:: Materials provided ::
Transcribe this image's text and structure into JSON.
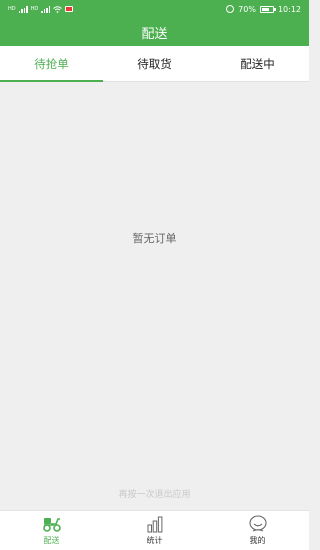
{
  "status_bar": {
    "battery": "70%",
    "time": "10:12",
    "battery_level": 0.7
  },
  "header": {
    "title": "配送"
  },
  "tabs": [
    {
      "label": "待抢单",
      "active": true
    },
    {
      "label": "待取货",
      "active": false
    },
    {
      "label": "配送中",
      "active": false
    }
  ],
  "main": {
    "empty_text": "暂无订单",
    "toast": "再按一次退出应用"
  },
  "bottom_nav": [
    {
      "label": "配送",
      "icon": "scooter-icon",
      "active": true
    },
    {
      "label": "统计",
      "icon": "bar-chart-icon",
      "active": false
    },
    {
      "label": "我的",
      "icon": "profile-icon",
      "active": false
    }
  ],
  "colors": {
    "accent": "#4caf50"
  }
}
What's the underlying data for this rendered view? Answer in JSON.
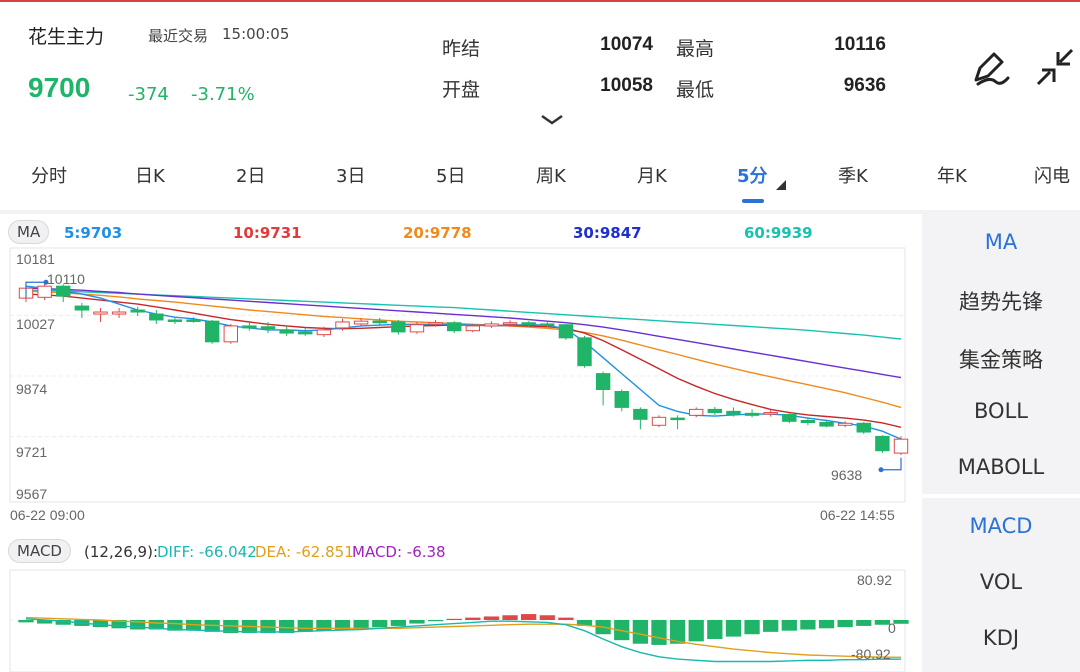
{
  "header": {
    "name": "花生主力",
    "trade_label": "最近交易",
    "trade_time": "15:00:05",
    "price": "9700",
    "change": "-374",
    "change_pct": "-3.71%",
    "stats": [
      {
        "label": "昨结",
        "value": "10074"
      },
      {
        "label": "最高",
        "value": "10116"
      },
      {
        "label": "开盘",
        "value": "10058"
      },
      {
        "label": "最低",
        "value": "9636"
      }
    ],
    "draw_icon": "pencil-draw-icon",
    "collapse_icon": "collapse-arrows-icon"
  },
  "tabs": [
    {
      "label": "分时"
    },
    {
      "label": "日K"
    },
    {
      "label": "2日"
    },
    {
      "label": "3日"
    },
    {
      "label": "5日"
    },
    {
      "label": "周K"
    },
    {
      "label": "月K"
    },
    {
      "label": "5分",
      "active": true
    },
    {
      "label": "季K"
    },
    {
      "label": "年K"
    },
    {
      "label": "闪电"
    }
  ],
  "ma_legend": {
    "label": "MA",
    "items": [
      {
        "text": "5:9703",
        "color": "#1e90e6"
      },
      {
        "text": "10:9731",
        "color": "#e23a3a"
      },
      {
        "text": "20:9778",
        "color": "#f08a1c"
      },
      {
        "text": "30:9847",
        "color": "#1d2fd0"
      },
      {
        "text": "60:9939",
        "color": "#18c2b0"
      }
    ]
  },
  "macd_legend": {
    "label": "MACD",
    "params": "(12,26,9):",
    "diff": "DIFF: -66.042",
    "dea": "DEA: -62.851",
    "macd": "MACD: -6.38",
    "diff_color": "#18b8b0",
    "dea_color": "#e0a01c",
    "macd_color": "#a020c0"
  },
  "main_chart": {
    "y_ticks": [
      "10181",
      "10027",
      "9874",
      "9721",
      "9567"
    ],
    "x_start": "06-22 09:00",
    "x_end": "06-22 14:55",
    "high_marker": "10110",
    "low_marker": "9638",
    "up_color": "#e04848",
    "down_color": "#1fb468"
  },
  "macd_chart": {
    "top_label": "80.92",
    "zero_label": "0",
    "bottom_label": "-80.92"
  },
  "chart_data": {
    "type": "candlestick",
    "ylim": [
      9567,
      10181
    ],
    "candles": [
      {
        "o": 10070,
        "c": 10095,
        "h": 10110,
        "l": 10060
      },
      {
        "o": 10072,
        "c": 10100,
        "h": 10110,
        "l": 10065
      },
      {
        "o": 10100,
        "c": 10075,
        "h": 10105,
        "l": 10060
      },
      {
        "o": 10050,
        "c": 10040,
        "h": 10058,
        "l": 10020
      },
      {
        "o": 10030,
        "c": 10035,
        "h": 10045,
        "l": 10010
      },
      {
        "o": 10030,
        "c": 10035,
        "h": 10045,
        "l": 10020
      },
      {
        "o": 10040,
        "c": 10035,
        "h": 10048,
        "l": 10025
      },
      {
        "o": 10030,
        "c": 10015,
        "h": 10040,
        "l": 10005
      },
      {
        "o": 10015,
        "c": 10012,
        "h": 10022,
        "l": 10005
      },
      {
        "o": 10015,
        "c": 10012,
        "h": 10022,
        "l": 10008
      },
      {
        "o": 10012,
        "c": 9960,
        "h": 10015,
        "l": 9955
      },
      {
        "o": 9960,
        "c": 10000,
        "h": 10005,
        "l": 9955
      },
      {
        "o": 10000,
        "c": 9995,
        "h": 10010,
        "l": 9988
      },
      {
        "o": 9998,
        "c": 9993,
        "h": 10010,
        "l": 9982
      },
      {
        "o": 9990,
        "c": 9982,
        "h": 9998,
        "l": 9975
      },
      {
        "o": 9985,
        "c": 9980,
        "h": 9995,
        "l": 9975
      },
      {
        "o": 9978,
        "c": 9990,
        "h": 9998,
        "l": 9972
      },
      {
        "o": 9995,
        "c": 10010,
        "h": 10018,
        "l": 9988
      },
      {
        "o": 10005,
        "c": 10012,
        "h": 10020,
        "l": 10000
      },
      {
        "o": 10012,
        "c": 10008,
        "h": 10020,
        "l": 10002
      },
      {
        "o": 10010,
        "c": 9985,
        "h": 10015,
        "l": 9978
      },
      {
        "o": 9985,
        "c": 10003,
        "h": 10010,
        "l": 9980
      },
      {
        "o": 10005,
        "c": 10008,
        "h": 10015,
        "l": 9998
      },
      {
        "o": 10008,
        "c": 9988,
        "h": 10012,
        "l": 9982
      },
      {
        "o": 9988,
        "c": 10000,
        "h": 10005,
        "l": 9984
      },
      {
        "o": 10000,
        "c": 10005,
        "h": 10012,
        "l": 9995
      },
      {
        "o": 10005,
        "c": 10008,
        "h": 10014,
        "l": 9998
      },
      {
        "o": 10008,
        "c": 10004,
        "h": 10012,
        "l": 9998
      },
      {
        "o": 10005,
        "c": 10003,
        "h": 10010,
        "l": 9996
      },
      {
        "o": 10003,
        "c": 9970,
        "h": 10005,
        "l": 9965
      },
      {
        "o": 9970,
        "c": 9900,
        "h": 9975,
        "l": 9895
      },
      {
        "o": 9880,
        "c": 9840,
        "h": 9885,
        "l": 9800
      },
      {
        "o": 9835,
        "c": 9795,
        "h": 9840,
        "l": 9785
      },
      {
        "o": 9790,
        "c": 9765,
        "h": 9795,
        "l": 9740
      },
      {
        "o": 9750,
        "c": 9770,
        "h": 9775,
        "l": 9745
      },
      {
        "o": 9768,
        "c": 9767,
        "h": 9775,
        "l": 9740
      },
      {
        "o": 9775,
        "c": 9790,
        "h": 9795,
        "l": 9770
      },
      {
        "o": 9790,
        "c": 9782,
        "h": 9796,
        "l": 9776
      },
      {
        "o": 9785,
        "c": 9778,
        "h": 9795,
        "l": 9772
      },
      {
        "o": 9780,
        "c": 9775,
        "h": 9790,
        "l": 9770
      },
      {
        "o": 9780,
        "c": 9782,
        "h": 9788,
        "l": 9772
      },
      {
        "o": 9777,
        "c": 9760,
        "h": 9780,
        "l": 9755
      },
      {
        "o": 9762,
        "c": 9757,
        "h": 9768,
        "l": 9750
      },
      {
        "o": 9757,
        "c": 9748,
        "h": 9762,
        "l": 9745
      },
      {
        "o": 9750,
        "c": 9755,
        "h": 9760,
        "l": 9745
      },
      {
        "o": 9755,
        "c": 9733,
        "h": 9758,
        "l": 9728
      },
      {
        "o": 9722,
        "c": 9686,
        "h": 9725,
        "l": 9680
      },
      {
        "o": 9680,
        "c": 9715,
        "h": 9722,
        "l": 9675
      }
    ],
    "ma5": [
      10100,
      10095,
      10088,
      10080,
      10070,
      10055,
      10040,
      10030,
      10022,
      10018,
      10010,
      10000,
      9995,
      9990,
      9990,
      9988,
      9990,
      9995,
      10000,
      10002,
      10004,
      10004,
      10004,
      10003,
      10002,
      10000,
      10002,
      10003,
      10002,
      9992,
      9960,
      9920,
      9880,
      9840,
      9800,
      9785,
      9775,
      9773,
      9776,
      9778,
      9778,
      9775,
      9768,
      9762,
      9755,
      9748,
      9735,
      9715
    ],
    "ma10": [
      10080,
      10078,
      10075,
      10070,
      10065,
      10060,
      10055,
      10048,
      10040,
      10032,
      10024,
      10016,
      10010,
      10004,
      10000,
      9996,
      9994,
      9993,
      9994,
      9996,
      9998,
      10000,
      10001,
      10002,
      10002,
      10001,
      10001,
      10000,
      9998,
      9994,
      9982,
      9963,
      9940,
      9916,
      9892,
      9868,
      9848,
      9830,
      9815,
      9802,
      9790,
      9782,
      9776,
      9772,
      9768,
      9763,
      9756,
      9745
    ],
    "ma20": [
      10088,
      10086,
      10083,
      10080,
      10077,
      10073,
      10068,
      10064,
      10060,
      10055,
      10050,
      10045,
      10040,
      10036,
      10032,
      10028,
      10024,
      10021,
      10018,
      10015,
      10012,
      10010,
      10008,
      10006,
      10004,
      10002,
      10000,
      9997,
      9994,
      9990,
      9984,
      9975,
      9964,
      9952,
      9940,
      9928,
      9916,
      9904,
      9893,
      9882,
      9872,
      9862,
      9852,
      9842,
      9832,
      9820,
      9808,
      9795
    ],
    "ma30": [
      10095,
      10094,
      10092,
      10090,
      10087,
      10084,
      10080,
      10077,
      10074,
      10071,
      10068,
      10065,
      10062,
      10059,
      10056,
      10053,
      10050,
      10047,
      10044,
      10041,
      10038,
      10035,
      10032,
      10029,
      10026,
      10023,
      10020,
      10016,
      10012,
      10008,
      10003,
      9997,
      9990,
      9982,
      9974,
      9966,
      9958,
      9950,
      9942,
      9934,
      9926,
      9918,
      9910,
      9902,
      9894,
      9886,
      9878,
      9870
    ],
    "ma60": [
      10090,
      10089,
      10088,
      10086,
      10084,
      10082,
      10080,
      10078,
      10076,
      10074,
      10072,
      10070,
      10068,
      10066,
      10064,
      10062,
      10060,
      10058,
      10056,
      10054,
      10052,
      10050,
      10048,
      10046,
      10043,
      10040,
      10037,
      10034,
      10031,
      10028,
      10025,
      10022,
      10019,
      10016,
      10013,
      10010,
      10007,
      10004,
      10001,
      9998,
      9995,
      9992,
      9989,
      9985,
      9981,
      9977,
      9972,
      9967
    ],
    "macd_ylim": [
      -80.92,
      80.92
    ],
    "macd_hist": [
      -4,
      -6,
      -8,
      -10,
      -12,
      -14,
      -16,
      -16,
      -18,
      -18,
      -20,
      -22,
      -22,
      -22,
      -22,
      -20,
      -18,
      -16,
      -14,
      -12,
      -10,
      -6,
      -2,
      2,
      4,
      6,
      8,
      10,
      8,
      4,
      -10,
      -24,
      -34,
      -40,
      -42,
      -40,
      -36,
      -32,
      -28,
      -24,
      -20,
      -18,
      -16,
      -14,
      -12,
      -10,
      -8,
      -6.38
    ],
    "diff": [
      2,
      0,
      -2,
      -5,
      -8,
      -10,
      -12,
      -14,
      -16,
      -17,
      -18,
      -19,
      -20,
      -20,
      -20,
      -19,
      -18,
      -17,
      -16,
      -14,
      -12,
      -10,
      -8,
      -6,
      -4,
      -2,
      -2,
      -3,
      -4,
      -8,
      -18,
      -32,
      -45,
      -55,
      -62,
      -66,
      -68,
      -70,
      -70,
      -70,
      -70,
      -69,
      -68,
      -68,
      -67,
      -67,
      -66,
      -66.042
    ],
    "dea": [
      4,
      3,
      2,
      1,
      0,
      -2,
      -3,
      -5,
      -6,
      -8,
      -9,
      -10,
      -11,
      -12,
      -13,
      -14,
      -14,
      -14,
      -14,
      -14,
      -14,
      -13,
      -12,
      -11,
      -10,
      -9,
      -8,
      -7,
      -7,
      -7,
      -9,
      -12,
      -18,
      -24,
      -30,
      -36,
      -41,
      -45,
      -49,
      -52,
      -55,
      -57,
      -59,
      -60,
      -61,
      -62,
      -62.5,
      -62.851
    ]
  },
  "sidebar_top": [
    {
      "label": "MA",
      "active": true
    },
    {
      "label": "趋势先锋"
    },
    {
      "label": "集金策略"
    },
    {
      "label": "BOLL"
    },
    {
      "label": "MABOLL"
    }
  ],
  "sidebar_bottom": [
    {
      "label": "MACD",
      "active": true
    },
    {
      "label": "VOL"
    },
    {
      "label": "KDJ"
    }
  ]
}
:::
Task to carry out — Search the entries for the word "JSON" and copy every line that has it.

Problem solution —
Transcribe this image's text and structure into JSON.
What's the underlying data for this rendered view? Answer in JSON.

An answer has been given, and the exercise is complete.